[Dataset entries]

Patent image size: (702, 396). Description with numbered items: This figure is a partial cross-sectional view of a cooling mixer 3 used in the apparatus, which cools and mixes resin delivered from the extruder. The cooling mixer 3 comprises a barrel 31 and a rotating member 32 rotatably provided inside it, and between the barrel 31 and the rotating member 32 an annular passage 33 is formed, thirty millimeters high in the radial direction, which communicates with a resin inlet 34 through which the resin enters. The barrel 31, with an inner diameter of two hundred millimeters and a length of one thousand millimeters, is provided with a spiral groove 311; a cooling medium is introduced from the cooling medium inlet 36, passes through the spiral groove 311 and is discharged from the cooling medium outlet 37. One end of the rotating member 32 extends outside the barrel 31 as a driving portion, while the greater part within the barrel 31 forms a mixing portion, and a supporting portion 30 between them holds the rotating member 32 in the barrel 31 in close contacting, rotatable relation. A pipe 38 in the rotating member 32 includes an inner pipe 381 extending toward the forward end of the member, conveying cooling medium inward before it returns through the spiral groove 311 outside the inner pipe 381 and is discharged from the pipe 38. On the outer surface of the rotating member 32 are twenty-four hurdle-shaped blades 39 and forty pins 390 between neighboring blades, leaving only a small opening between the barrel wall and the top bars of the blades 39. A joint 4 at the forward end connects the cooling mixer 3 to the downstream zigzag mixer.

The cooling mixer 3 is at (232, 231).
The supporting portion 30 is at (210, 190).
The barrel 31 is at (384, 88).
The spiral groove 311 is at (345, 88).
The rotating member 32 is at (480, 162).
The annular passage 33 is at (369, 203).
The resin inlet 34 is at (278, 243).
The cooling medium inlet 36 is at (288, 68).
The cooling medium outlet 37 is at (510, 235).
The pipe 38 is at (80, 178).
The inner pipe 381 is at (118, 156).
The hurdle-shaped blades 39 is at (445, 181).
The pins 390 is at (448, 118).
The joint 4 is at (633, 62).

- **TASK BRIEF**
Substitute "partial sectional view" for "partial cross-sectional view" in the records above and give the lines again with everything else unchanged.

- **EXERCISE OUTPUT**
Patent image size: (702, 396). Description with numbered items: This figure is a partial sectional view of a cooling mixer 3 used in the apparatus, which cools and mixes resin delivered from the extruder. The cooling mixer 3 comprises a barrel 31 and a rotating member 32 rotatably provided inside it, and between the barrel 31 and the rotating member 32 an annular passage 33 is formed, thirty millimeters high in the radial direction, which communicates with a resin inlet 34 through which the resin enters. The barrel 31, with an inner diameter of two hundred millimeters and a length of one thousand millimeters, is provided with a spiral groove 311; a cooling medium is introduced from the cooling medium inlet 36, passes through the spiral groove 311 and is discharged from the cooling medium outlet 37. One end of the rotating member 32 extends outside the barrel 31 as a driving portion, while the greater part within the barrel 31 forms a mixing portion, and a supporting portion 30 between them holds the rotating member 32 in the barrel 31 in close contacting, rotatable relation. A pipe 38 in the rotating member 32 includes an inner pipe 381 extending toward the forward end of the member, conveying cooling medium inward before it returns through the spiral groove 311 outside the inner pipe 381 and is discharged from the pipe 38. On the outer surface of the rotating member 32 are twenty-four hurdle-shaped blades 39 and forty pins 390 between neighboring blades, leaving only a small opening between the barrel wall and the top bars of the blades 39. A joint 4 at the forward end connects the cooling mixer 3 to the downstream zigzag mixer.

The cooling mixer 3 is at (232, 231).
The supporting portion 30 is at (210, 190).
The barrel 31 is at (384, 88).
The spiral groove 311 is at (345, 88).
The rotating member 32 is at (480, 162).
The annular passage 33 is at (369, 203).
The resin inlet 34 is at (278, 243).
The cooling medium inlet 36 is at (288, 68).
The cooling medium outlet 37 is at (510, 235).
The pipe 38 is at (80, 178).
The inner pipe 381 is at (118, 156).
The hurdle-shaped blades 39 is at (445, 181).
The pins 390 is at (448, 118).
The joint 4 is at (633, 62).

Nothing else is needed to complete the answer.